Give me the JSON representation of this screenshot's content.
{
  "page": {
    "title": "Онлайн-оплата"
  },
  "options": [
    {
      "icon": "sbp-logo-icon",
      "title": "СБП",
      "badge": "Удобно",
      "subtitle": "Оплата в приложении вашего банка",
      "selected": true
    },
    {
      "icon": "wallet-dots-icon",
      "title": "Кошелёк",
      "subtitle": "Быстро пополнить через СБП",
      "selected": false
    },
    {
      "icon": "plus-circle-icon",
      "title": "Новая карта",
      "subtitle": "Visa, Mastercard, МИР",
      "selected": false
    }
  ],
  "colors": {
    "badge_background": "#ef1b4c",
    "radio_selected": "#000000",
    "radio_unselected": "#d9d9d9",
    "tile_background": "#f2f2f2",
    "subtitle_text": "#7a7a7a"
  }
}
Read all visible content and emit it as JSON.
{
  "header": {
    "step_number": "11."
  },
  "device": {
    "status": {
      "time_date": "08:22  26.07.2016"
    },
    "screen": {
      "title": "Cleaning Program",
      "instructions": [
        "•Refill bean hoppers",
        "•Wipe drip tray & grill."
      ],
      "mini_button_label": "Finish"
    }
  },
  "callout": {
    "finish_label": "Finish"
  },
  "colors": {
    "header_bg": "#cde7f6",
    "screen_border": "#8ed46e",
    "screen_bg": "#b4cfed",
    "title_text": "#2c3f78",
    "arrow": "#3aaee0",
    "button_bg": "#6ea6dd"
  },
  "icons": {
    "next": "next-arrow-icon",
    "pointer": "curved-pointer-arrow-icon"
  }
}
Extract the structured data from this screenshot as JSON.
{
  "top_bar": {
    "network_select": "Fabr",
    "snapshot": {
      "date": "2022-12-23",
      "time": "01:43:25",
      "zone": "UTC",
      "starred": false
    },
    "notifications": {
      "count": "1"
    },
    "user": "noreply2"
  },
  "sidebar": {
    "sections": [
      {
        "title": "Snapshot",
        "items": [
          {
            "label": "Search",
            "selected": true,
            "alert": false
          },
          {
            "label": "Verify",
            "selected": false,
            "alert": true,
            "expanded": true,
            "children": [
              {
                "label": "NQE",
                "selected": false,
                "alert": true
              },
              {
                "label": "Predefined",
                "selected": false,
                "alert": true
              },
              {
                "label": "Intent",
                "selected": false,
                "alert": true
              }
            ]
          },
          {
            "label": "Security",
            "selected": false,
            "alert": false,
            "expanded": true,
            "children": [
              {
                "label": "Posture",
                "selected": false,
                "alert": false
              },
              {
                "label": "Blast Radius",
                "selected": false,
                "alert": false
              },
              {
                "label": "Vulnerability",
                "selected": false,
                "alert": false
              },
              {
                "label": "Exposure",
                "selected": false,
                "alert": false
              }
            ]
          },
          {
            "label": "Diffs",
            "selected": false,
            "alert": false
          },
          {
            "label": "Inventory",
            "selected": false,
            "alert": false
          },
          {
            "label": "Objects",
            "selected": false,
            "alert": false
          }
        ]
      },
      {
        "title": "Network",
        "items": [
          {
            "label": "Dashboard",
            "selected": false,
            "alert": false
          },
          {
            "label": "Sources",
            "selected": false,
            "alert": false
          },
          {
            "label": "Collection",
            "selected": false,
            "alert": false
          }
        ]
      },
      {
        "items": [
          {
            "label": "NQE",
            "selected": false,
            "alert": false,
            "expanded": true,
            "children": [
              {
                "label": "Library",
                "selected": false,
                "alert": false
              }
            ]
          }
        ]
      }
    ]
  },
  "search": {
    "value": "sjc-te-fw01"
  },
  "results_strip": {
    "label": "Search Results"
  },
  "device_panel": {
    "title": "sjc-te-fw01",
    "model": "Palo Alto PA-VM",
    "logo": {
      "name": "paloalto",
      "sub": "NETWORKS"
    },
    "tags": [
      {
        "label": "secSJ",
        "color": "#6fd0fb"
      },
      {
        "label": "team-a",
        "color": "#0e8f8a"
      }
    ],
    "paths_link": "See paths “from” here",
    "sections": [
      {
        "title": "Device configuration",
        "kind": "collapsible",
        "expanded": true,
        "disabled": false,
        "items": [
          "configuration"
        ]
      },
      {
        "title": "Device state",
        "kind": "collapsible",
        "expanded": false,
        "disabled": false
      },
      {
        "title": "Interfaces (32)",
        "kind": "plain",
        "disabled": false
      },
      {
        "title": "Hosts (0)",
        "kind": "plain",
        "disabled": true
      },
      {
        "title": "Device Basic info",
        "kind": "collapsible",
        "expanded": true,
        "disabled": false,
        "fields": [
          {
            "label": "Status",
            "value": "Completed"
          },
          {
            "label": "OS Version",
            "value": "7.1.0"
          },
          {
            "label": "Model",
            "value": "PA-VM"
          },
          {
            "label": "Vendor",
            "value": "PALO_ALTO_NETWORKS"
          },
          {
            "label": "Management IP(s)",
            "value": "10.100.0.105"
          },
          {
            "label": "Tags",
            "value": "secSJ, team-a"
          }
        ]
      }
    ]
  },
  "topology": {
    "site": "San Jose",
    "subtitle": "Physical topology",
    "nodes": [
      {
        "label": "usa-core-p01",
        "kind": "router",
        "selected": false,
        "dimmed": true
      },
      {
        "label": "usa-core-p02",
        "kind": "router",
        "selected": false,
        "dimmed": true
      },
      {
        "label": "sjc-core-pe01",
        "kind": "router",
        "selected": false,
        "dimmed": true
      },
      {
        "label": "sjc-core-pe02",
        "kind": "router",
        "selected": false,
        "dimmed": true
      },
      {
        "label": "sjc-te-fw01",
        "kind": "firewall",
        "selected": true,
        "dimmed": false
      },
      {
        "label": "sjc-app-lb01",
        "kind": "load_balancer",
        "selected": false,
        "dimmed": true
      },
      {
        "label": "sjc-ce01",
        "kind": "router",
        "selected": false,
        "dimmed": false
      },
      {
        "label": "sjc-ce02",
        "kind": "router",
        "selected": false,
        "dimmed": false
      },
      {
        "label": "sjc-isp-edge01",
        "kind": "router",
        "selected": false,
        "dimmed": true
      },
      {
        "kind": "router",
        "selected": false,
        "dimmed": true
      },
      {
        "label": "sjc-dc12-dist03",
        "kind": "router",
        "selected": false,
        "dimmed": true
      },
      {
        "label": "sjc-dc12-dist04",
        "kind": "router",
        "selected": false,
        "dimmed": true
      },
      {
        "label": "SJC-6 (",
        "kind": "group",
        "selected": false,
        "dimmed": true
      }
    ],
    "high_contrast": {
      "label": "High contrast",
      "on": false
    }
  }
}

What you need to do.
Repeat the data in its entirety, character for character.

Exercise answer.
Give me the JSON representation of this screenshot's content.
{
  "page": {
    "title": "Онлайн-оплата"
  },
  "options": [
    {
      "icon": "sbp-logo-icon",
      "title": "СБП",
      "badge": "Удобно",
      "subtitle": "Оплата в приложении вашего банка",
      "selected": true
    },
    {
      "icon": "wallet-dots-icon",
      "title": "Кошелёк",
      "subtitle": "Быстро пополнить через СБП",
      "selected": false
    },
    {
      "icon": "plus-circle-icon",
      "title": "Новая карта",
      "subtitle": "Visa, Mastercard, МИР",
      "selected": false
    }
  ],
  "colors": {
    "badge_background": "#ef1b4c",
    "radio_selected": "#000000",
    "radio_unselected": "#d9d9d9",
    "tile_background": "#f2f2f2",
    "subtitle_text": "#7a7a7a"
  }
}
Read all visible content and emit it as JSON.
{
  "header": {
    "step_number": "11."
  },
  "device": {
    "status": {
      "time_date": "08:22  26.07.2016"
    },
    "screen": {
      "title": "Cleaning Program",
      "instructions": [
        "•Refill bean hoppers",
        "•Wipe drip tray & grill."
      ],
      "mini_button_label": "Finish"
    }
  },
  "callout": {
    "finish_label": "Finish"
  },
  "colors": {
    "header_bg": "#cde7f6",
    "screen_border": "#8ed46e",
    "screen_bg": "#b4cfed",
    "title_text": "#2c3f78",
    "arrow": "#3aaee0",
    "button_bg": "#6ea6dd"
  },
  "icons": {
    "next": "next-arrow-icon",
    "pointer": "curved-pointer-arrow-icon"
  }
}
Extract the structured data from this screenshot as JSON.
{
  "top_bar": {
    "network_select": "Fabr",
    "snapshot": {
      "date": "2022-12-23",
      "time": "01:43:25",
      "zone": "UTC",
      "starred": false
    },
    "notifications": {
      "count": "1"
    },
    "user": "noreply2"
  },
  "sidebar": {
    "sections": [
      {
        "title": "Snapshot",
        "items": [
          {
            "label": "Search",
            "selected": true,
            "alert": false
          },
          {
            "label": "Verify",
            "selected": false,
            "alert": true,
            "expanded": true,
            "children": [
              {
                "label": "NQE",
                "selected": false,
                "alert": true
              },
              {
                "label": "Predefined",
                "selected": false,
                "alert": true
              },
              {
                "label": "Intent",
                "selected": false,
                "alert": true
              }
            ]
          },
          {
            "label": "Security",
            "selected": false,
            "alert": false,
            "expanded": true,
            "children": [
              {
                "label": "Posture",
                "selected": false,
                "alert": false
              },
              {
                "label": "Blast Radius",
                "selected": false,
                "alert": false
              },
              {
                "label": "Vulnerability",
                "selected": false,
                "alert": false
              },
              {
                "label": "Exposure",
                "selected": false,
                "alert": false
              }
            ]
          },
          {
            "label": "Diffs",
            "selected": false,
            "alert": false
          },
          {
            "label": "Inventory",
            "selected": false,
            "alert": false
          },
          {
            "label": "Objects",
            "selected": false,
            "alert": false
          }
        ]
      },
      {
        "title": "Network",
        "items": [
          {
            "label": "Dashboard",
            "selected": false,
            "alert": false
          },
          {
            "label": "Sources",
            "selected": false,
            "alert": false
          },
          {
            "label": "Collection",
            "selected": false,
            "alert": false
          }
        ]
      },
      {
        "items": [
          {
            "label": "NQE",
            "selected": false,
            "alert": false,
            "expanded": true,
            "children": [
              {
                "label": "Library",
                "selected": false,
                "alert": false
              }
            ]
          }
        ]
      }
    ]
  },
  "search": {
    "value": "sjc-te-fw01"
  },
  "results_strip": {
    "label": "Search Results"
  },
  "device_panel": {
    "title": "sjc-te-fw01",
    "model": "Palo Alto PA-VM",
    "logo": {
      "name": "paloalto",
      "sub": "NETWORKS"
    },
    "tags": [
      {
        "label": "secSJ",
        "color": "#6fd0fb"
      },
      {
        "label": "team-a",
        "color": "#0e8f8a"
      }
    ],
    "paths_link": "See paths “from” here",
    "sections": [
      {
        "title": "Device configuration",
        "kind": "collapsible",
        "expanded": true,
        "disabled": false,
        "items": [
          "configuration"
        ]
      },
      {
        "title": "Device state",
        "kind": "collapsible",
        "expanded": false,
        "disabled": false
      },
      {
        "title": "Interfaces (32)",
        "kind": "plain",
        "disabled": false
      },
      {
        "title": "Hosts (0)",
        "kind": "plain",
        "disabled": true
      },
      {
        "title": "Device Basic info",
        "kind": "collapsible",
        "expanded": true,
        "disabled": false,
        "fields": [
          {
            "label": "Status",
            "value": "Completed"
          },
          {
            "label": "OS Version",
            "value": "7.1.0"
          },
          {
            "label": "Model",
            "value": "PA-VM"
          },
          {
            "label": "Vendor",
            "value": "PALO_ALTO_NETWORKS"
          },
          {
            "label": "Management IP(s)",
            "value": "10.100.0.105"
          },
          {
            "label": "Tags",
            "value": "secSJ, team-a"
          }
        ]
      }
    ]
  },
  "topology": {
    "site": "San Jose",
    "subtitle": "Physical topology",
    "nodes": [
      {
        "label": "usa-core-p01",
        "kind": "router",
        "selected": false,
        "dimmed": true
      },
      {
        "label": "usa-core-p02",
        "kind": "router",
        "selected": false,
        "dimmed": true
      },
      {
        "label": "sjc-core-pe01",
        "kind": "router",
        "selected": false,
        "dimmed": true
      },
      {
        "label": "sjc-core-pe02",
        "kind": "router",
        "selected": false,
        "dimmed": true
      },
      {
        "label": "sjc-te-fw01",
        "kind": "firewall",
        "selected": true,
        "dimmed": false
      },
      {
        "label": "sjc-app-lb01",
        "kind": "load_balancer",
        "selected": false,
        "dimmed": true
      },
      {
        "label": "sjc-ce01",
        "kind": "router",
        "selected": false,
        "dimmed": false
      },
      {
        "label": "sjc-ce02",
        "kind": "router",
        "selected": false,
        "dimmed": false
      },
      {
        "label": "sjc-isp-edge01",
        "kind": "router",
        "selected": false,
        "dimmed": true
      },
      {
        "kind": "router",
        "selected": false,
        "dimmed": true
      },
      {
        "label": "sjc-dc12-dist03",
        "kind": "router",
        "selected": false,
        "dimmed": true
      },
      {
        "label": "sjc-dc12-dist04",
        "kind": "router",
        "selected": false,
        "dimmed": true
      },
      {
        "label": "SJC-6 (",
        "kind": "group",
        "selected": false,
        "dimmed": true
      }
    ],
    "high_contrast": {
      "label": "High contrast",
      "on": false
    }
  }
}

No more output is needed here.